* Begin DATA SUPPLIED *

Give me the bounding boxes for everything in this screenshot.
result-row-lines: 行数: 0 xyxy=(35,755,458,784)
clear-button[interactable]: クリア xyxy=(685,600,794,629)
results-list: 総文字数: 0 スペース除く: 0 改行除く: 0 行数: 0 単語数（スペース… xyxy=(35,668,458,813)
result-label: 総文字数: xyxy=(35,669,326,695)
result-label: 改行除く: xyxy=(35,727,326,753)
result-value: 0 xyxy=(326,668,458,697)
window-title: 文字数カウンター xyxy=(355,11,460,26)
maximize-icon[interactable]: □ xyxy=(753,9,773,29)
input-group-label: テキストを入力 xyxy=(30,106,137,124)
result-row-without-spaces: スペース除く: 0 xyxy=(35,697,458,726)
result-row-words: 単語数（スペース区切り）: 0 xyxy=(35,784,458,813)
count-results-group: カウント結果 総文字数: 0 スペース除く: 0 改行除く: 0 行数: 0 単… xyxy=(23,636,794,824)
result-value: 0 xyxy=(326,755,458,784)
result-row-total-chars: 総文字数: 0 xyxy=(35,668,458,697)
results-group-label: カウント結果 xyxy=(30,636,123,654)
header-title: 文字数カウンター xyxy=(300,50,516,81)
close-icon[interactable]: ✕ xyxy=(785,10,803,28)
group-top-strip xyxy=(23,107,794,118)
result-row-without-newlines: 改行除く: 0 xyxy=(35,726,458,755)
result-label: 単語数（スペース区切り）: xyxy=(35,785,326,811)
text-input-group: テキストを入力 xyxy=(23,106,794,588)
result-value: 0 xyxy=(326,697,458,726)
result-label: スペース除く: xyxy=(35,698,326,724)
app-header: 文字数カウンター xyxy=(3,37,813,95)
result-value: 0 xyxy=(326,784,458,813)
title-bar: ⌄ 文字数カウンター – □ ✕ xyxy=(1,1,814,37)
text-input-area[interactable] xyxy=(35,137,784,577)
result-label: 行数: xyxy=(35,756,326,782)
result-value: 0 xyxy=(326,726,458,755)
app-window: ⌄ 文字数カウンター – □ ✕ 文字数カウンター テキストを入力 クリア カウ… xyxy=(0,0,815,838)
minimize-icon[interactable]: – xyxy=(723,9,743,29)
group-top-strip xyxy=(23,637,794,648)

* End DATA SUPPLIED *

TASK DETAILS: Rewrite the rows above, changing every "result-value" to "result-number" and leaving everything else the same.

EXERCISE RESULT:
Give me the bounding boxes for everything in this screenshot.
result-row-lines: 行数: 0 xyxy=(35,755,458,784)
clear-button[interactable]: クリア xyxy=(685,600,794,629)
results-list: 総文字数: 0 スペース除く: 0 改行除く: 0 行数: 0 単語数（スペース… xyxy=(35,668,458,813)
result-label: 総文字数: xyxy=(35,669,326,695)
result-label: 改行除く: xyxy=(35,727,326,753)
result-number: 0 xyxy=(326,668,458,697)
window-title: 文字数カウンター xyxy=(355,11,460,26)
maximize-icon[interactable]: □ xyxy=(753,9,773,29)
input-group-label: テキストを入力 xyxy=(30,106,137,124)
result-row-without-spaces: スペース除く: 0 xyxy=(35,697,458,726)
result-row-words: 単語数（スペース区切り）: 0 xyxy=(35,784,458,813)
count-results-group: カウント結果 総文字数: 0 スペース除く: 0 改行除く: 0 行数: 0 単… xyxy=(23,636,794,824)
result-number: 0 xyxy=(326,755,458,784)
result-row-total-chars: 総文字数: 0 xyxy=(35,668,458,697)
results-group-label: カウント結果 xyxy=(30,636,123,654)
header-title: 文字数カウンター xyxy=(300,50,516,81)
close-icon[interactable]: ✕ xyxy=(785,10,803,28)
group-top-strip xyxy=(23,107,794,118)
result-row-without-newlines: 改行除く: 0 xyxy=(35,726,458,755)
result-label: 単語数（スペース区切り）: xyxy=(35,785,326,811)
text-input-group: テキストを入力 xyxy=(23,106,794,588)
result-number: 0 xyxy=(326,697,458,726)
result-label: スペース除く: xyxy=(35,698,326,724)
app-header: 文字数カウンター xyxy=(3,37,813,95)
result-number: 0 xyxy=(326,784,458,813)
title-bar: ⌄ 文字数カウンター – □ ✕ xyxy=(1,1,814,37)
text-input-area[interactable] xyxy=(35,137,784,577)
result-label: 行数: xyxy=(35,756,326,782)
result-number: 0 xyxy=(326,726,458,755)
app-window: ⌄ 文字数カウンター – □ ✕ 文字数カウンター テキストを入力 クリア カウ… xyxy=(0,0,815,838)
minimize-icon[interactable]: – xyxy=(723,9,743,29)
group-top-strip xyxy=(23,637,794,648)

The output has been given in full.